## Materials provided:
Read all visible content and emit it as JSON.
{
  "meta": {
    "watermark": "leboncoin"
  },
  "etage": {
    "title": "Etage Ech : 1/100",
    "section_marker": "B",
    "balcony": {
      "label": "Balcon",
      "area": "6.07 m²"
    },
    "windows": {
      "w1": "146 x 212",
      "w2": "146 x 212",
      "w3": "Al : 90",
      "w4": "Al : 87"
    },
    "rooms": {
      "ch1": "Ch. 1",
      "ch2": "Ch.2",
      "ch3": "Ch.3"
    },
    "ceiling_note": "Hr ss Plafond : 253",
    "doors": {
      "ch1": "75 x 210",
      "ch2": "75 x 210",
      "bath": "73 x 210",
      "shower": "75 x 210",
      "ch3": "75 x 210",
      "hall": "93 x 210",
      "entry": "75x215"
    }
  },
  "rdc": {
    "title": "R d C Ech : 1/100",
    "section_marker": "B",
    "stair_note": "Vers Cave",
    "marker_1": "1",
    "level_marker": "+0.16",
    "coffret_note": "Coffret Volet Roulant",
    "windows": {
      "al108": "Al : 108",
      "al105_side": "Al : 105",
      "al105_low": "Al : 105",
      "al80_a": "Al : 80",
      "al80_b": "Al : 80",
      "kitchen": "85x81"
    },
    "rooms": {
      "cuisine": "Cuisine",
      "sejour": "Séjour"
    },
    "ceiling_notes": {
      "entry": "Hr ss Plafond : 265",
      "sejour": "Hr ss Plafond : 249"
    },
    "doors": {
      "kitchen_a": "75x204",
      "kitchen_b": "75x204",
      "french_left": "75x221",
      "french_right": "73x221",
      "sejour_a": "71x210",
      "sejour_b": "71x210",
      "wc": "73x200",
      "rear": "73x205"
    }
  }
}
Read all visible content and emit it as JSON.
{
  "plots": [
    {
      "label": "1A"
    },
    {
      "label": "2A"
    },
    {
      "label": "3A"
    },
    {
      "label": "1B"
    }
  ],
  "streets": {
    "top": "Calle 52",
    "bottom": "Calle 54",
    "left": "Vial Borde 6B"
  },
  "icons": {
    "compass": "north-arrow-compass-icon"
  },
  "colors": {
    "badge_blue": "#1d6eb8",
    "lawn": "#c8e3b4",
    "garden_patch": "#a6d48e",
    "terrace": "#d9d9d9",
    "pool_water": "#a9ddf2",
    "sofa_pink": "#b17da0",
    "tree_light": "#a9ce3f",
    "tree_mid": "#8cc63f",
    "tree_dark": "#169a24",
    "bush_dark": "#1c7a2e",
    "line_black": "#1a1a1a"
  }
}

## Exercise directions:
Using the records above, copy every line that has the word "title" in it.

## Output for this task:
    "title": "Etage Ech : 1/100",
    "title": "R d C Ech : 1/100",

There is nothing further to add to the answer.